Prompt:
Print the records below exactly as they appear.

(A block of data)
* * * *

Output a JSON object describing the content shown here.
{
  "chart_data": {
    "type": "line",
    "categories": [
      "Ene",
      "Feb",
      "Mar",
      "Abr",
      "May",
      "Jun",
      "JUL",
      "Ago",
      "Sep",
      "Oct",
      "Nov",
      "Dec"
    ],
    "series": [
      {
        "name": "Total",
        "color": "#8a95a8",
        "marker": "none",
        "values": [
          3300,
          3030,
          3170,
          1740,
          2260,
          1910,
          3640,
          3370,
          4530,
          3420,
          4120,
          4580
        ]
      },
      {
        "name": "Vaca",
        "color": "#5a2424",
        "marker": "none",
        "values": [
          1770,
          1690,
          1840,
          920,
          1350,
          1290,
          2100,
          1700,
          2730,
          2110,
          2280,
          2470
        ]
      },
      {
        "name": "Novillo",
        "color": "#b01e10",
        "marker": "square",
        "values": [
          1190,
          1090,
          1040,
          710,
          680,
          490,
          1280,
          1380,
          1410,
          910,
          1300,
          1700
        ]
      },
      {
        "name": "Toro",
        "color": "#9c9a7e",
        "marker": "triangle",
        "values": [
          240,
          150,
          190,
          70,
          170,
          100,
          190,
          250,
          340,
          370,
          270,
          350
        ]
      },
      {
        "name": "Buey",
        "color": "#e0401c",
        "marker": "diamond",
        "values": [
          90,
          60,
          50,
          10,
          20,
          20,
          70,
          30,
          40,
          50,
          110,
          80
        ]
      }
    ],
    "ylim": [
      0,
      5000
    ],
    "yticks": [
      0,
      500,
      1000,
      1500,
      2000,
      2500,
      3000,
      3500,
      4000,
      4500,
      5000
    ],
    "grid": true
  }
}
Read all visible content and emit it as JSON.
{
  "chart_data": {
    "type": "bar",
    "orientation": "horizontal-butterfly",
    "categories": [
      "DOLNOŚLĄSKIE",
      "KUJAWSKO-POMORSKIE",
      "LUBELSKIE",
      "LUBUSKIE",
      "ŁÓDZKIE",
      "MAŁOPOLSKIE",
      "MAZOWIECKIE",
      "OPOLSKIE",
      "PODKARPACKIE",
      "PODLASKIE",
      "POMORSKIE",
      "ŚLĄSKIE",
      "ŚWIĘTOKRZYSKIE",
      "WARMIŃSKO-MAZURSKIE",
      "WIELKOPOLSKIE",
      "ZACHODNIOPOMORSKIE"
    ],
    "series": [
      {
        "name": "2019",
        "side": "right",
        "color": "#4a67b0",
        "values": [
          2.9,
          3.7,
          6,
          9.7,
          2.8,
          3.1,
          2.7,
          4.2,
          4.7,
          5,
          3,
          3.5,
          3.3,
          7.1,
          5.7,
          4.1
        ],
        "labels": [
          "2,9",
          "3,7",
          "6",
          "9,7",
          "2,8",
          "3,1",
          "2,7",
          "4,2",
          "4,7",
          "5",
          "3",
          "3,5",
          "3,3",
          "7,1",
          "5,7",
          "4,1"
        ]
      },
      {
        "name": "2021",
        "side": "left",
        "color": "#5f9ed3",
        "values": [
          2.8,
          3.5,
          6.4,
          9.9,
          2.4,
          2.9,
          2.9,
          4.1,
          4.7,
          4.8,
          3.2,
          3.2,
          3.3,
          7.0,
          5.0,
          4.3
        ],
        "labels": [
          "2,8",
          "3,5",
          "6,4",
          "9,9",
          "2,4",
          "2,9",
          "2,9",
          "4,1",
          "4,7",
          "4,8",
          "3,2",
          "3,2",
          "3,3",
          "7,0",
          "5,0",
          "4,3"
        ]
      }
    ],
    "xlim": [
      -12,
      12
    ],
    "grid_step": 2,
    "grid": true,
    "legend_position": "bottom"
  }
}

* * * *

Solution for this exercise:
Output a JSON object describing the content shown here.
{
  "chart_data": {
    "type": "line",
    "categories": [
      "Ene",
      "Feb",
      "Mar",
      "Abr",
      "May",
      "Jun",
      "JUL",
      "Ago",
      "Sep",
      "Oct",
      "Nov",
      "Dec"
    ],
    "series": [
      {
        "name": "Total",
        "color": "#8a95a8",
        "marker": "none",
        "values": [
          3300,
          3030,
          3170,
          1740,
          2260,
          1910,
          3640,
          3370,
          4530,
          3420,
          4120,
          4580
        ]
      },
      {
        "name": "Vaca",
        "color": "#5a2424",
        "marker": "none",
        "values": [
          1770,
          1690,
          1840,
          920,
          1350,
          1290,
          2100,
          1700,
          2730,
          2110,
          2280,
          2470
        ]
      },
      {
        "name": "Novillo",
        "color": "#b01e10",
        "marker": "square",
        "values": [
          1190,
          1090,
          1040,
          710,
          680,
          490,
          1280,
          1380,
          1410,
          910,
          1300,
          1700
        ]
      },
      {
        "name": "Toro",
        "color": "#9c9a7e",
        "marker": "triangle",
        "values": [
          240,
          150,
          190,
          70,
          170,
          100,
          190,
          250,
          340,
          370,
          270,
          350
        ]
      },
      {
        "name": "Buey",
        "color": "#e0401c",
        "marker": "diamond",
        "values": [
          90,
          60,
          50,
          10,
          20,
          20,
          70,
          30,
          40,
          50,
          110,
          80
        ]
      }
    ],
    "ylim": [
      0,
      5000
    ],
    "yticks": [
      0,
      500,
      1000,
      1500,
      2000,
      2500,
      3000,
      3500,
      4000,
      4500,
      5000
    ],
    "grid": true
  }
}
Read all visible content and emit it as JSON.
{
  "chart_data": {
    "type": "bar",
    "orientation": "horizontal-butterfly",
    "categories": [
      "DOLNOŚLĄSKIE",
      "KUJAWSKO-POMORSKIE",
      "LUBELSKIE",
      "LUBUSKIE",
      "ŁÓDZKIE",
      "MAŁOPOLSKIE",
      "MAZOWIECKIE",
      "OPOLSKIE",
      "PODKARPACKIE",
      "PODLASKIE",
      "POMORSKIE",
      "ŚLĄSKIE",
      "ŚWIĘTOKRZYSKIE",
      "WARMIŃSKO-MAZURSKIE",
      "WIELKOPOLSKIE",
      "ZACHODNIOPOMORSKIE"
    ],
    "series": [
      {
        "name": "2019",
        "side": "right",
        "color": "#4a67b0",
        "values": [
          2.9,
          3.7,
          6,
          9.7,
          2.8,
          3.1,
          2.7,
          4.2,
          4.7,
          5,
          3,
          3.5,
          3.3,
          7.1,
          5.7,
          4.1
        ],
        "labels": [
          "2,9",
          "3,7",
          "6",
          "9,7",
          "2,8",
          "3,1",
          "2,7",
          "4,2",
          "4,7",
          "5",
          "3",
          "3,5",
          "3,3",
          "7,1",
          "5,7",
          "4,1"
        ]
      },
      {
        "name": "2021",
        "side": "left",
        "color": "#5f9ed3",
        "values": [
          2.8,
          3.5,
          6.4,
          9.9,
          2.4,
          2.9,
          2.9,
          4.1,
          4.7,
          4.8,
          3.2,
          3.2,
          3.3,
          7.0,
          5.0,
          4.3
        ],
        "labels": [
          "2,8",
          "3,5",
          "6,4",
          "9,9",
          "2,4",
          "2,9",
          "2,9",
          "4,1",
          "4,7",
          "4,8",
          "3,2",
          "3,2",
          "3,3",
          "7,0",
          "5,0",
          "4,3"
        ]
      }
    ],
    "xlim": [
      -12,
      12
    ],
    "grid_step": 2,
    "grid": true,
    "legend_position": "bottom"
  }
}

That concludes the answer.